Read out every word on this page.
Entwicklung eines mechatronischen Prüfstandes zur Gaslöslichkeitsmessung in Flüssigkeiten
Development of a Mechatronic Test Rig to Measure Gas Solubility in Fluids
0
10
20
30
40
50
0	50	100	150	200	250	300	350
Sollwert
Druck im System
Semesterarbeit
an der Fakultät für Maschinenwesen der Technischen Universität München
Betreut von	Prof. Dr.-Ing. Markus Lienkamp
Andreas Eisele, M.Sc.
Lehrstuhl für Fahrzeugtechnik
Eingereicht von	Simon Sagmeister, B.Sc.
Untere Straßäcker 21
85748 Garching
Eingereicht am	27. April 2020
+++++
▶ Work required:
Repeat every line of the material exactly as given.

▶ Correct answer:
Read out every word on this page.
Entwicklung eines mechatronischen Prüfstandes zur Gaslöslichkeitsmessung in Flüssigkeiten
Development of a Mechatronic Test Rig to Measure Gas Solubility in Fluids
0
10
20
30
40
50
0	50	100	150	200	250	300	350
Sollwert
Druck im System
Semesterarbeit
an der Fakultät für Maschinenwesen der Technischen Universität München
Betreut von	Prof. Dr.-Ing. Markus Lienkamp
Andreas Eisele, M.Sc.
Lehrstuhl für Fahrzeugtechnik
Eingereicht von	Simon Sagmeister, B.Sc.
Untere Straßäcker 21
85748 Garching
Eingereicht am	27. April 2020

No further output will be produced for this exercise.